• Material provided:

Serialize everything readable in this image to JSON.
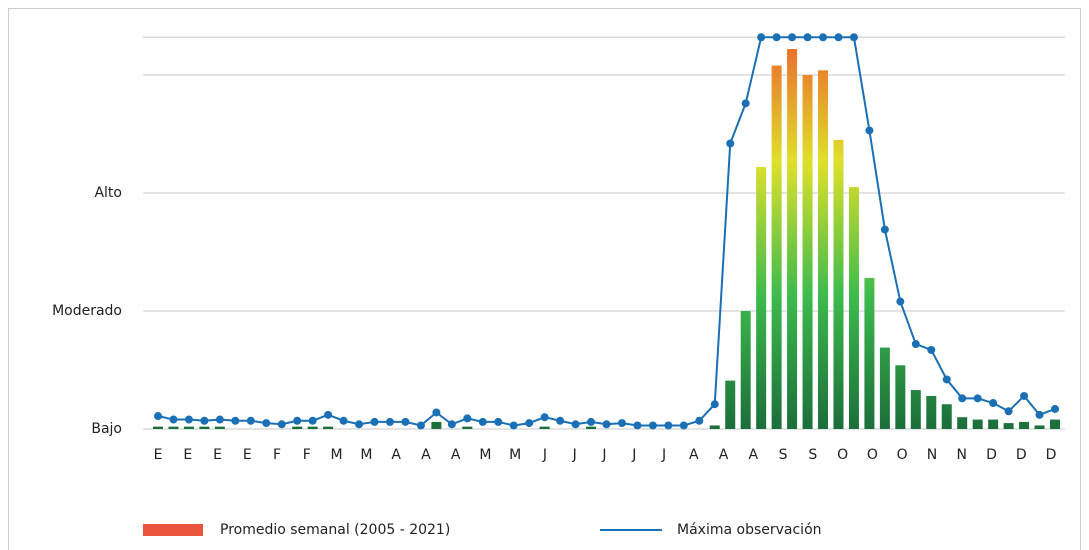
{
  "chart_data": {
    "type": "bar_line",
    "ylim": [
      0,
      34
    ],
    "yticks": [
      {
        "value": 0,
        "label": "Bajo"
      },
      {
        "value": 10,
        "label": "Moderado"
      },
      {
        "value": 20,
        "label": "Alto"
      }
    ],
    "ygrid": [
      0,
      10,
      20,
      30,
      33.2
    ],
    "grid": true,
    "xlabels": [
      "E",
      "E",
      "E",
      "E",
      "F",
      "F",
      "M",
      "M",
      "A",
      "A",
      "A",
      "M",
      "M",
      "J",
      "J",
      "J",
      "J",
      "J",
      "A",
      "A",
      "A",
      "S",
      "S",
      "O",
      "O",
      "O",
      "N",
      "N",
      "D",
      "D",
      "D"
    ],
    "legend": "bottom",
    "series": [
      {
        "name": "Promedio semanal (2005 - 2021)",
        "type": "bar",
        "color": "#e8533a",
        "gradient": [
          "#1b6e3a",
          "#3dbb4c",
          "#dfe02a",
          "#ee5a2c"
        ],
        "values": [
          0.2,
          0.2,
          0.2,
          0.2,
          0.2,
          0,
          0,
          0,
          0,
          0.2,
          0.2,
          0.2,
          0,
          0,
          0,
          0,
          0,
          0,
          0.6,
          0,
          0.2,
          0,
          0,
          0,
          0,
          0.2,
          0,
          0,
          0.2,
          0,
          0,
          0,
          0,
          0,
          0,
          0,
          0.3,
          4.1,
          10,
          22.2,
          30.8,
          32.2,
          30,
          30.4,
          24.5,
          20.5,
          12.8,
          6.9,
          5.4,
          3.3,
          2.8,
          2.1,
          1.0,
          0.8,
          0.8,
          0.5,
          0.6,
          0.3,
          0.8
        ]
      },
      {
        "name": "Máxima observación",
        "type": "line",
        "color": "#1a6fb5",
        "values": [
          1.1,
          0.8,
          0.8,
          0.7,
          0.8,
          0.7,
          0.7,
          0.5,
          0.4,
          0.7,
          0.7,
          1.2,
          0.7,
          0.4,
          0.6,
          0.6,
          0.6,
          0.3,
          1.4,
          0.4,
          0.9,
          0.6,
          0.6,
          0.3,
          0.5,
          1.0,
          0.7,
          0.4,
          0.6,
          0.4,
          0.5,
          0.3,
          0.3,
          0.3,
          0.3,
          0.7,
          2.1,
          24.2,
          27.6,
          33.2,
          33.2,
          33.2,
          33.2,
          33.2,
          33.2,
          33.2,
          25.3,
          16.9,
          10.8,
          7.2,
          6.7,
          4.2,
          2.6,
          2.6,
          2.2,
          1.5,
          2.8,
          1.2,
          1.7
        ]
      }
    ]
  }
}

• Given exercise:
Show all lines from the listing above in which "name" appears.

• Written response:
        "name": "Promedio semanal (2005 - 2021)",
        "name": "Máxima observación",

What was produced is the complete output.